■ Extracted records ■
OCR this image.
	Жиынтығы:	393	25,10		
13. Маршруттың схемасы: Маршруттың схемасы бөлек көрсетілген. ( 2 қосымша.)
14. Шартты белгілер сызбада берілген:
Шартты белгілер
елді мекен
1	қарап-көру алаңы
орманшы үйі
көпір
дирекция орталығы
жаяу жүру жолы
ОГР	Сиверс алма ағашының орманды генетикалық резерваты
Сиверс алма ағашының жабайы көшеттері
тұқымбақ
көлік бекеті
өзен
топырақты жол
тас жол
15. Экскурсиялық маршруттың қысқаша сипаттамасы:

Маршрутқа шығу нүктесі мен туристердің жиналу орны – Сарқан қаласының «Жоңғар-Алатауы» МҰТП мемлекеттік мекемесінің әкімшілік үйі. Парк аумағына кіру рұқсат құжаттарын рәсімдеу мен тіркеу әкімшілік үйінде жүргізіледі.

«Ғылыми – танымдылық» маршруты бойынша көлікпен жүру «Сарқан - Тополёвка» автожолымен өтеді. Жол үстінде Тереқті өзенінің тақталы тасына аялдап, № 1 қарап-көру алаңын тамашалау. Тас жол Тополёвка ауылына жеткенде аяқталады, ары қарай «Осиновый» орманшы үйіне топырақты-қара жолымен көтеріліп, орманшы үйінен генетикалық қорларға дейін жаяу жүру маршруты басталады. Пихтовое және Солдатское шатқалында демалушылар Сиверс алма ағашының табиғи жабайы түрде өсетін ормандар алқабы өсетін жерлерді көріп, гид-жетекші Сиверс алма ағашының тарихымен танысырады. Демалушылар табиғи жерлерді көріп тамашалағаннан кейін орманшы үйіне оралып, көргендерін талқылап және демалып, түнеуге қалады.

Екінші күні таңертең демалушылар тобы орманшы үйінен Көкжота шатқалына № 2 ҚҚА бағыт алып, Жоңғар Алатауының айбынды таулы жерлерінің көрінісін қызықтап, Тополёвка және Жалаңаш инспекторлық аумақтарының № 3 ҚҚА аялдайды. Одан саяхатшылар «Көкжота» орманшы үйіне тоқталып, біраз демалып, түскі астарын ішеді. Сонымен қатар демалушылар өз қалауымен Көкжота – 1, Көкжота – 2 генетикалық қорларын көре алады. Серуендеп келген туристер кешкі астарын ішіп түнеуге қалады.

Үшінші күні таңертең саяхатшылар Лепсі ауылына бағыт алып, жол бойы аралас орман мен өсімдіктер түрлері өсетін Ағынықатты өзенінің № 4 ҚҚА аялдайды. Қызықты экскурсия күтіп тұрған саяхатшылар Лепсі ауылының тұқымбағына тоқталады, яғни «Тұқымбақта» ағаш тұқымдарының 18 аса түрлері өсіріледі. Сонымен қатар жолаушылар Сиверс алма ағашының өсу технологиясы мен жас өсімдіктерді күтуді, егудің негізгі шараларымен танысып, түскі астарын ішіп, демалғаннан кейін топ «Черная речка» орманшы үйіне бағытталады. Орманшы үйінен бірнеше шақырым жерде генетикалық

■ GIVEN TASK ■
Scan the listing above and identify each line holding the string "Шартты"; copy every such line.

■ OUTPUT OF THE EXERCISE ■
14. Шартты белгілер сызбада берілген:
Шартты белгілер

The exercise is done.